----- Text segment

The ARM architecture today accounts for more than 75% of all 32-bit embedded 
processors. Hundreds of millions are in cellular phones and tablets. The ARM 
architecture provides a simple and standard platform for embedded systems. Embedded 
systems differ in their architecture and requirements from desktop and server 
architectures. The problem domains have different requirements. Where the Intel x86 
architecture came to dominate the desktop and server areas, the ARM architecture is 
dominating the small embedded market. A hardware architecture definition is necessary, 
but it must be accompanied by an equally good software architecture. This is just as true 
for the ARM. Code can be developed in Java or variants of the most languages and many 
off-the-shelf operating systems are available. The ARM architecture reached critical mass 
in the embedded market niche. ARM separates the Intellectual Property of the design and 
the Instruction Set Architecture from the implementation. The ARM architecture has at 
this point more than 700 licenses, and it grows by 100 per year. 

The author assumes a certain level of familiarization with computer architecture for the 
reader. Details are provided in appendices, and a rich set of references are included. 
ARM implementations are very dynamic, and many new features are evolving as the 
technology permits. You use and touch many ARM processors every day, although they 
are not necessarily obvious. 

The author uses the ARM processor as the basis for his Embedded Microprocessor 
Systems course in the Engineering for Professional Program (EPP) at the Johns Hopkins 
University. He has used embedded ARM processors in NASA Robotics projects, 
involving large autonomous Earth Rovers; essentially, satellites at a very low altitude.

----------

Objective A: Do the following statements agree with the passage on the ARM architecture? Answer yes or no for each, quoting the words of the passage that decide it. (i) ARM accounts for more than three quarters of all 32-bit embedded processors. (ii) The ARM architecture has fewer than 500 licenses. (iii) The author has used embedded ARM processors in NASA Robotics projects.

----- Data to process

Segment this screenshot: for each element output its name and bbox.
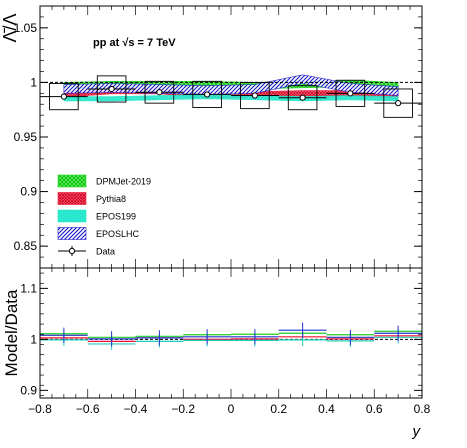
legend-label: DPMJet-2019 (96, 177, 151, 187)
legend-label: Pythia8 (96, 194, 126, 204)
y-tick-label: 0.9 (20, 185, 37, 199)
y-axis-label: Model/Data (2, 289, 21, 376)
bottom-panel: 0.9 1 1.1 −0.8 −0.6 −0.4 −0.2 0 0.2 0.4 0.6 0.8 Mo… (2, 267, 431, 440)
x-axis-ticks: −0.8 −0.6 −0.4 −0.2 0 0.2 0.4 0.6 0.8 (28, 268, 431, 416)
y-axis-ticks: 0.85 0.9 0.95 1 1.05 (14, 5, 422, 269)
data-series (40, 75, 422, 118)
y-tick-label: 1.05 (14, 21, 38, 35)
legend-swatch (57, 192, 87, 205)
ratio-series (40, 322, 422, 351)
y-axis-ticks: 0.9 1 1.1 (20, 272, 422, 397)
data-point (251, 92, 258, 99)
x-axis-ticks (39, 6, 423, 268)
x-tick-label: 0 (228, 402, 235, 416)
data-point (347, 90, 354, 97)
legend-swatch (57, 227, 87, 240)
legend-swatch (57, 174, 87, 188)
plot-frame (39, 267, 423, 399)
energy-annotation: pp at √s = 7 TeV (93, 37, 176, 49)
x-tick-label: −0.4 (124, 402, 148, 416)
x-axis-label: y (412, 423, 422, 440)
x-tick-label: 0.2 (270, 402, 287, 416)
data-point (395, 100, 402, 107)
x-tick-label: 0.8 (414, 402, 431, 416)
model-bands (63, 74, 399, 102)
x-tick-label: −0.2 (171, 402, 195, 416)
x-tick-label: −0.8 (28, 402, 52, 416)
y-tick-label: 1 (30, 75, 37, 89)
x-tick-label: −0.6 (76, 402, 100, 416)
legend-data-marker (68, 247, 76, 255)
data-point (156, 89, 163, 96)
data-point (60, 93, 67, 100)
data-point (108, 85, 115, 93)
data-point (204, 91, 211, 98)
y-tick-label: 0.95 (14, 130, 38, 144)
model-band-eposlhc (63, 74, 399, 96)
top-panel: 0.85 0.9 0.95 1 1.05 Λ̄/Λ pp at √s = 7 TeV D… (0, 5, 423, 269)
y-tick-label: 0.85 (14, 239, 38, 253)
y-axis-label: Λ̄/Λ (0, 13, 20, 42)
y-tick-label: 1 (30, 332, 37, 346)
legend: DPMJet-2019 Pythia8 EPOS199 EPOSLHC Data (57, 174, 151, 257)
legend-label: EPOS199 (96, 212, 136, 222)
y-tick-label: 1.1 (20, 281, 37, 295)
data-point (299, 94, 306, 101)
legend-label: EPOSLHC (96, 229, 140, 239)
legend-swatch (57, 209, 87, 223)
x-tick-label: 0.4 (318, 402, 335, 416)
legend-label: Data (96, 247, 115, 257)
x-tick-label: 0.6 (366, 402, 383, 416)
y-tick-label: 0.9 (20, 383, 37, 397)
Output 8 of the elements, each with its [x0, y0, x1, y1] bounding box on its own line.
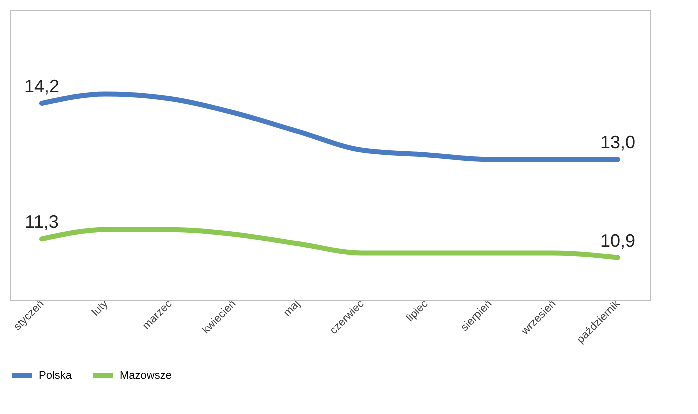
x-tick-label: maj [282, 298, 303, 320]
x-tick-label: luty [90, 298, 112, 319]
data-label: 10,9 [600, 230, 636, 251]
legend-label: Mazowsze [120, 370, 172, 382]
data-label: 11,3 [25, 212, 59, 232]
data-label: 14,2 [24, 76, 60, 97]
legend-label: Polska [39, 370, 73, 382]
data-label: 13,0 [600, 132, 636, 153]
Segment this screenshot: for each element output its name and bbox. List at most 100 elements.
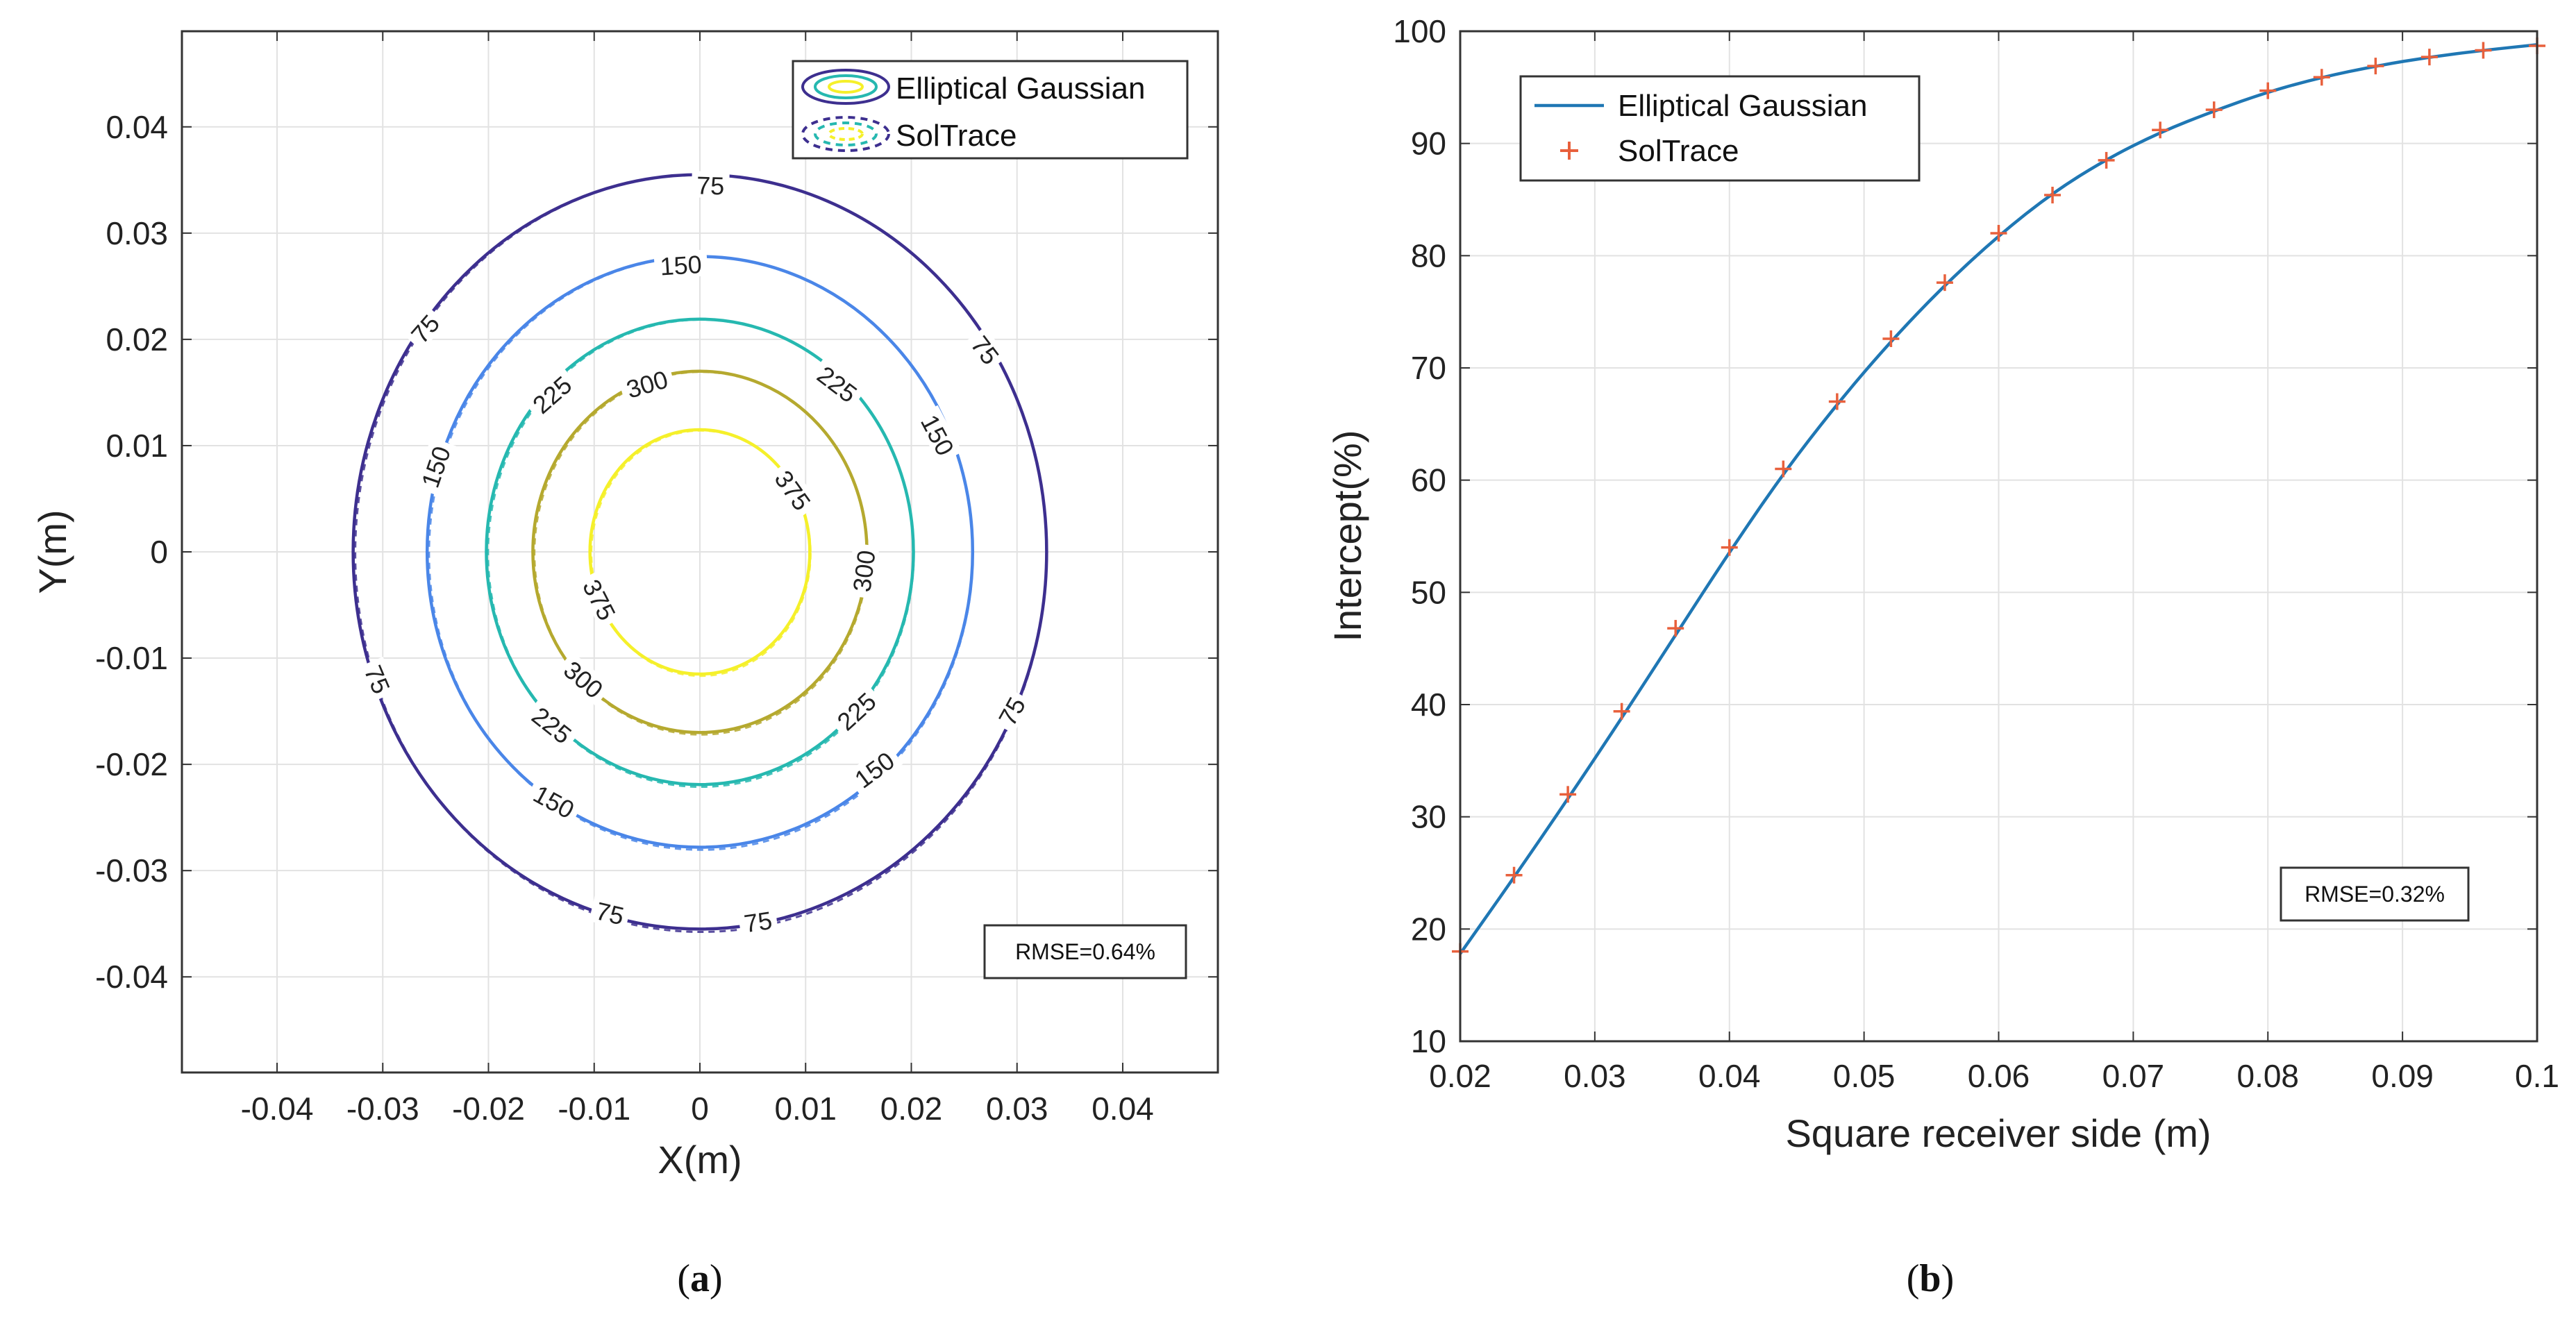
contour-label: 225 xyxy=(523,698,582,752)
contour-legend: Elliptical Gaussian SolTrace xyxy=(792,60,1189,160)
contour-soltrace-150 xyxy=(428,255,974,851)
legend-soltrace-dashed-icon xyxy=(801,116,890,152)
intercept-y-tick-label: 70 xyxy=(1411,350,1446,386)
soltrace-marker xyxy=(1936,274,1953,292)
contour-label-background xyxy=(691,171,730,199)
soltrace-marker xyxy=(2152,121,2169,139)
intercept-rmse-text: RMSE=0.32% xyxy=(2305,882,2445,907)
contour-legend-label-soltrace: SolTrace xyxy=(896,119,1017,153)
intercept-y-tick-label: 60 xyxy=(1411,462,1446,498)
series-markers-soltrace xyxy=(1452,37,2545,960)
soltrace-marker xyxy=(1990,225,2007,242)
intercept-x-tick-label: 0.07 xyxy=(2102,1058,2165,1094)
intercept-legend-label-soltrace: SolTrace xyxy=(1618,134,1739,168)
contour-label-background xyxy=(767,460,820,519)
intercept-x-tick-label: 0.06 xyxy=(1968,1058,2030,1094)
soltrace-marker xyxy=(2475,42,2492,59)
intercept-x-tick-label: 0.09 xyxy=(2371,1058,2434,1094)
contour-label-background xyxy=(737,904,779,937)
contour-label-background xyxy=(524,776,584,825)
legend-plus-soltrace-icon xyxy=(1560,142,1578,160)
contour-label-background xyxy=(827,683,885,739)
contour-label: 75 xyxy=(589,895,632,930)
contour-x-tick-label: 0.03 xyxy=(986,1091,1048,1127)
contour-x-tick-label: -0.01 xyxy=(558,1091,630,1127)
intercept-x-tick-label: 0.05 xyxy=(1833,1058,1896,1094)
subfigure-caption-b: (b) xyxy=(1907,1257,1954,1300)
intercept-x-tick-label: 0.03 xyxy=(1564,1058,1626,1094)
soltrace-marker xyxy=(2044,187,2061,204)
intercept-x-tick-label: 0.08 xyxy=(2236,1058,2299,1094)
contour-x-tick-label: -0.02 xyxy=(452,1091,525,1127)
intercept-x-tick-label: 0.04 xyxy=(1698,1058,1761,1094)
soltrace-marker xyxy=(1775,460,1792,478)
intercept-y-tick-label: 40 xyxy=(1411,687,1446,723)
contour-y-tick-label: 0.03 xyxy=(106,215,168,251)
contour-label-background xyxy=(846,543,880,599)
intercept-y-tick-label: 30 xyxy=(1411,799,1446,835)
contour-y-tick-label: 0 xyxy=(150,534,168,570)
intercept-y-tick-label: 10 xyxy=(1411,1023,1446,1059)
contour-label-background xyxy=(653,249,708,280)
contour-x-axis-label: X(m) xyxy=(658,1138,742,1181)
contour-y-axis-label: Y(m) xyxy=(31,510,74,594)
contour-x-ticks: -0.04 -0.03 -0.02 -0.01 0 0.01 0.02 0.03 0.04 xyxy=(241,31,1154,1127)
intercept-rmse-box: RMSE=0.32% xyxy=(2280,866,2470,922)
contour-x-tick-label: 0.02 xyxy=(880,1091,943,1127)
contour-label-background xyxy=(617,363,676,404)
contour-label-text: 300 xyxy=(847,548,880,594)
contour-label-background xyxy=(808,357,867,410)
intercept-y-tick-label: 90 xyxy=(1411,126,1446,162)
soltrace-marker xyxy=(1559,786,1577,803)
contour-label-background xyxy=(523,698,582,752)
contour-label: 75 xyxy=(737,904,779,938)
contour-x-tick-label: -0.04 xyxy=(241,1091,314,1127)
intercept-y-tick-label: 50 xyxy=(1411,574,1446,610)
contour-label-background xyxy=(358,657,398,702)
contour-y-tick-label: 0.01 xyxy=(106,428,168,464)
contour-label: 150 xyxy=(414,437,456,496)
contour-x-tick-label: 0 xyxy=(691,1091,709,1127)
contour-label-background xyxy=(414,437,456,496)
intercept-x-ticks: 0.02 0.03 0.04 0.05 0.06 0.07 0.08 0.09 0.1 xyxy=(1429,31,2559,1094)
contour-y-tick-label: -0.03 xyxy=(95,852,168,889)
soltrace-marker xyxy=(1505,866,1523,884)
soltrace-marker xyxy=(1828,393,1846,410)
subfigure-letter-a: a xyxy=(690,1257,710,1300)
subfigure-letter-b: b xyxy=(1919,1257,1941,1300)
soltrace-marker xyxy=(1613,702,1630,720)
contour-label-background xyxy=(555,651,613,706)
contour-label-background xyxy=(589,895,632,930)
contour-label: 300 xyxy=(846,543,881,599)
contour-y-tick-label: -0.04 xyxy=(95,959,168,995)
intercept-x-axis-label: Square receiver side (m) xyxy=(1785,1111,2211,1155)
intercept-legend: Elliptical Gaussian SolTrace xyxy=(1519,75,1921,182)
soltrace-marker xyxy=(2420,49,2438,66)
soltrace-marker xyxy=(2259,82,2277,99)
intercept-legend-box xyxy=(1519,75,1921,182)
contour-label-text: 75 xyxy=(593,896,626,930)
contour-label: 150 xyxy=(653,249,708,281)
contour-soltrace-75 xyxy=(354,173,1048,934)
soltrace-marker xyxy=(2367,58,2384,75)
intercept-x-tick-label: 0.02 xyxy=(1429,1058,1491,1094)
legend-elliptical-gaussian-icon xyxy=(801,69,890,105)
soltrace-marker xyxy=(2205,101,2223,119)
contour-label-background xyxy=(964,326,1008,373)
contour-label-text: 75 xyxy=(742,906,774,938)
contour-label-background xyxy=(402,305,447,351)
intercept-x-tick-label: 0.1 xyxy=(2515,1058,2559,1094)
intercept-y-axis-label: Intercept(%) xyxy=(1325,430,1369,642)
soltrace-marker xyxy=(1721,539,1738,556)
soltrace-marker xyxy=(2313,69,2330,86)
contour-label-text: 75 xyxy=(696,171,725,200)
contour-y-tick-label: -0.02 xyxy=(95,746,168,782)
contour-rmse-text: RMSE=0.64% xyxy=(1015,939,1155,964)
intercept-legend-label-elliptical-gaussian: Elliptical Gaussian xyxy=(1618,89,1868,123)
contour-y-ticks: -0.04 -0.03 -0.02 -0.01 0 0.01 0.02 0.03 0.04 xyxy=(95,109,1218,995)
contour-label-text: 150 xyxy=(659,250,702,281)
contour-x-tick-label: -0.03 xyxy=(346,1091,419,1127)
soltrace-marker xyxy=(1882,330,1900,347)
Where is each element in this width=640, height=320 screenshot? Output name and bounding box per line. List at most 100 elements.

----------

Objective B: From the records, write out word for word the part that opens with the line containing "legend-label: DPMJet-2019 (96, 177, 151, 187)" and closes with the line containing "legend-data-marker (68, 247, 76, 255)", including both of those lines.

Exercise answer A:
(i) Yes: "The ARM architecture today accounts for more than 75% of all 32-bit embedded processors."
(ii) No: "The ARM architecture has at this point more than 700 licenses, and it grows by 100 per year."
(iii) Yes: "He has used embedded ARM processors in NASA Robotics projects"

Exercise answer B:
legend-label: DPMJet-2019 (96, 177, 151, 187)
legend-label: Pythia8 (96, 194, 126, 204)
y-tick-label: 0.9 (20, 185, 37, 199)
y-axis-label: Model/Data (2, 289, 21, 376)
bottom-panel: 0.9 1 1.1 −0.8 −0.6 −0.4 −0.2 0 0.2 0.4 0.6 0.8 Mo… (2, 267, 431, 440)
x-axis-ticks: −0.8 −0.6 −0.4 −0.2 0 0.2 0.4 0.6 0.8 (28, 268, 431, 416)
y-axis-ticks: 0.85 0.9 0.95 1 1.05 (14, 5, 422, 269)
data-series (40, 75, 422, 118)
y-tick-label: 1.05 (14, 21, 38, 35)
legend-swatch (57, 192, 87, 205)
ratio-series (40, 322, 422, 351)
y-axis-ticks: 0.9 1 1.1 (20, 272, 422, 397)
data-point (251, 92, 258, 99)
x-axis-ticks (39, 6, 423, 268)
x-tick-label: 0 (228, 402, 235, 416)
data-point (347, 90, 354, 97)
legend-swatch (57, 227, 87, 240)
legend-swatch (57, 174, 87, 188)
plot-frame (39, 267, 423, 399)
energy-annotation: pp at √s = 7 TeV (93, 37, 176, 49)
x-tick-label: −0.4 (124, 402, 148, 416)
x-axis-label: y (412, 423, 422, 440)
x-tick-label: 0.2 (270, 402, 287, 416)
data-point (395, 100, 402, 107)
x-tick-label: 0.8 (414, 402, 431, 416)
model-bands (63, 74, 399, 102)
x-tick-label: −0.2 (171, 402, 195, 416)
x-tick-label: −0.8 (28, 402, 52, 416)
y-tick-label: 1 (30, 75, 37, 89)
x-tick-label: −0.6 (76, 402, 100, 416)
legend-data-marker (68, 247, 76, 255)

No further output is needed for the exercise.